- _Description of the task_: Your task is to transcribe all of the data below exactly, omitting the images.

— start of Data provided —

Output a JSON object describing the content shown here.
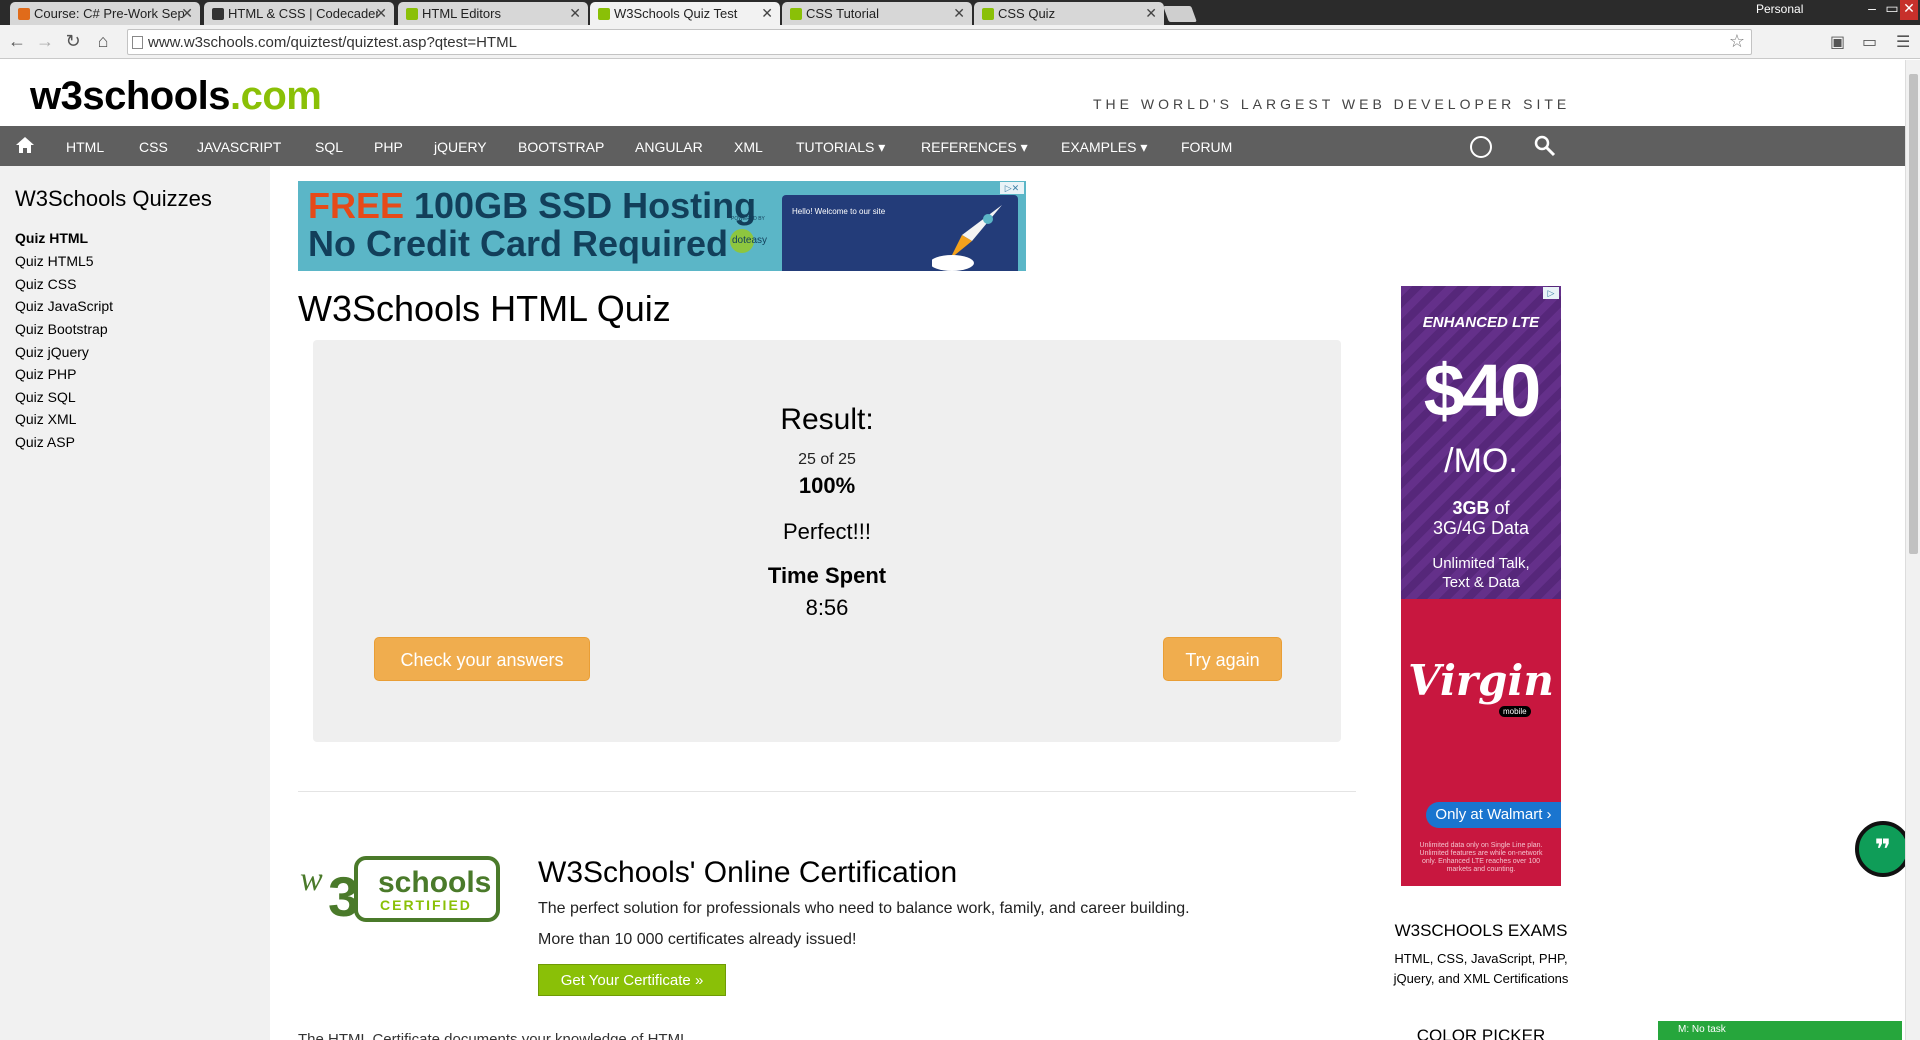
{
  "browser": {
    "tabs": [
      {
        "title": "Course: C# Pre-Work Sept",
        "active": false,
        "fav_color": "#e06b1a"
      },
      {
        "title": "HTML & CSS | Codecaden",
        "active": false,
        "fav_color": "#333333"
      },
      {
        "title": "HTML Editors",
        "active": false,
        "fav_color": "#8ac007"
      },
      {
        "title": "W3Schools Quiz Test",
        "active": true,
        "fav_color": "#8ac007"
      },
      {
        "title": "CSS Tutorial",
        "active": false,
        "fav_color": "#8ac007"
      },
      {
        "title": "CSS Quiz",
        "active": false,
        "fav_color": "#8ac007"
      }
    ],
    "profile": "Personal",
    "url": "www.w3schools.com/quiztest/quiztest.asp?qtest=HTML"
  },
  "header": {
    "logo_main": "w3schools",
    "logo_suffix": ".com",
    "tagline": "THE WORLD'S LARGEST WEB DEVELOPER SITE"
  },
  "topnav": {
    "items": [
      "HTML",
      "CSS",
      "JAVASCRIPT",
      "SQL",
      "PHP",
      "jQUERY",
      "BOOTSTRAP",
      "ANGULAR",
      "XML",
      "TUTORIALS ▾",
      "REFERENCES ▾",
      "EXAMPLES ▾",
      "FORUM"
    ]
  },
  "sidebar": {
    "title": "W3Schools Quizzes",
    "items": [
      "Quiz HTML",
      "Quiz HTML5",
      "Quiz CSS",
      "Quiz JavaScript",
      "Quiz Bootstrap",
      "Quiz jQuery",
      "Quiz PHP",
      "Quiz SQL",
      "Quiz XML",
      "Quiz ASP"
    ]
  },
  "ad_top": {
    "free": "FREE",
    "line1_rest": " 100GB SSD Hosting",
    "line2": "No Credit Card Required",
    "powered": "POWERED BY",
    "brand": "doteasy",
    "screen_text": "Hello! Welcome to our site"
  },
  "main": {
    "title": "W3Schools HTML Quiz",
    "result": {
      "title": "Result:",
      "score": "25 of 25",
      "percent": "100%",
      "message": "Perfect!!!",
      "time_label": "Time Spent",
      "time": "8:56",
      "check_label": "Check your answers",
      "retry_label": "Try again"
    },
    "cert": {
      "logo_top": "schools",
      "logo_bottom": "CERTIFIED",
      "title": "W3Schools' Online Certification",
      "desc1": "The perfect solution for professionals who need to balance work, family, and career building.",
      "desc2": "More than 10 000 certificates already issued!",
      "button": "Get Your Certificate »",
      "cutoff": "The HTML Certificate documents your knowledge of HTML."
    }
  },
  "ad_side": {
    "enhanced": "ENHANCED LTE",
    "price": "$40",
    "per": "/MO.",
    "data_bold": "3GB",
    "data_rest": " of",
    "data_line2": "3G/4G Data",
    "unlimited": "Unlimited Talk,",
    "unlimited2": "Text & Data",
    "virgin": "Virgin",
    "mobile": "mobile",
    "walmart": "Only at Walmart ›",
    "fine": "Unlimited data only on Single Line plan. Unlimited features are while on-network only. Enhanced LTE reaches over 100 markets and counting."
  },
  "right": {
    "exams_title": "W3SCHOOLS EXAMS",
    "exams_desc1": "HTML, CSS, JavaScript, PHP,",
    "exams_desc2": "jQuery, and XML Certifications",
    "picker_title": "COLOR PICKER"
  },
  "status": {
    "notask": "M:  No task"
  },
  "colors": {
    "brand_green": "#8ac007",
    "nav_gray": "#5f5f5f",
    "button_orange": "#f0ad4e"
  }
}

— end of Data provided —

- _Task response_:
Output a JSON object describing the content shown here.
{
  "browser": {
    "tabs": [
      {
        "title": "Course: C# Pre-Work Sept",
        "active": false,
        "fav_color": "#e06b1a"
      },
      {
        "title": "HTML & CSS | Codecaden",
        "active": false,
        "fav_color": "#333333"
      },
      {
        "title": "HTML Editors",
        "active": false,
        "fav_color": "#8ac007"
      },
      {
        "title": "W3Schools Quiz Test",
        "active": true,
        "fav_color": "#8ac007"
      },
      {
        "title": "CSS Tutorial",
        "active": false,
        "fav_color": "#8ac007"
      },
      {
        "title": "CSS Quiz",
        "active": false,
        "fav_color": "#8ac007"
      }
    ],
    "profile": "Personal",
    "url": "www.w3schools.com/quiztest/quiztest.asp?qtest=HTML"
  },
  "header": {
    "logo_main": "w3schools",
    "logo_suffix": ".com",
    "tagline": "THE WORLD'S LARGEST WEB DEVELOPER SITE"
  },
  "topnav": {
    "items": [
      "HTML",
      "CSS",
      "JAVASCRIPT",
      "SQL",
      "PHP",
      "jQUERY",
      "BOOTSTRAP",
      "ANGULAR",
      "XML",
      "TUTORIALS ▾",
      "REFERENCES ▾",
      "EXAMPLES ▾",
      "FORUM"
    ]
  },
  "sidebar": {
    "title": "W3Schools Quizzes",
    "items": [
      "Quiz HTML",
      "Quiz HTML5",
      "Quiz CSS",
      "Quiz JavaScript",
      "Quiz Bootstrap",
      "Quiz jQuery",
      "Quiz PHP",
      "Quiz SQL",
      "Quiz XML",
      "Quiz ASP"
    ]
  },
  "ad_top": {
    "free": "FREE",
    "line1_rest": " 100GB SSD Hosting",
    "line2": "No Credit Card Required",
    "powered": "POWERED BY",
    "brand": "doteasy",
    "screen_text": "Hello! Welcome to our site"
  },
  "main": {
    "title": "W3Schools HTML Quiz",
    "result": {
      "title": "Result:",
      "score": "25 of 25",
      "percent": "100%",
      "message": "Perfect!!!",
      "time_label": "Time Spent",
      "time": "8:56",
      "check_label": "Check your answers",
      "retry_label": "Try again"
    },
    "cert": {
      "logo_top": "schools",
      "logo_bottom": "CERTIFIED",
      "title": "W3Schools' Online Certification",
      "desc1": "The perfect solution for professionals who need to balance work, family, and career building.",
      "desc2": "More than 10 000 certificates already issued!",
      "button": "Get Your Certificate »",
      "cutoff": "The HTML Certificate documents your knowledge of HTML."
    }
  },
  "ad_side": {
    "enhanced": "ENHANCED LTE",
    "price": "$40",
    "per": "/MO.",
    "data_bold": "3GB",
    "data_rest": " of",
    "data_line2": "3G/4G Data",
    "unlimited": "Unlimited Talk,",
    "unlimited2": "Text & Data",
    "virgin": "Virgin",
    "mobile": "mobile",
    "walmart": "Only at Walmart ›",
    "fine": "Unlimited data only on Single Line plan. Unlimited features are while on-network only. Enhanced LTE reaches over 100 markets and counting."
  },
  "right": {
    "exams_title": "W3SCHOOLS EXAMS",
    "exams_desc1": "HTML, CSS, JavaScript, PHP,",
    "exams_desc2": "jQuery, and XML Certifications",
    "picker_title": "COLOR PICKER"
  },
  "status": {
    "notask": "M:  No task"
  },
  "colors": {
    "brand_green": "#8ac007",
    "nav_gray": "#5f5f5f",
    "button_orange": "#f0ad4e"
  }
}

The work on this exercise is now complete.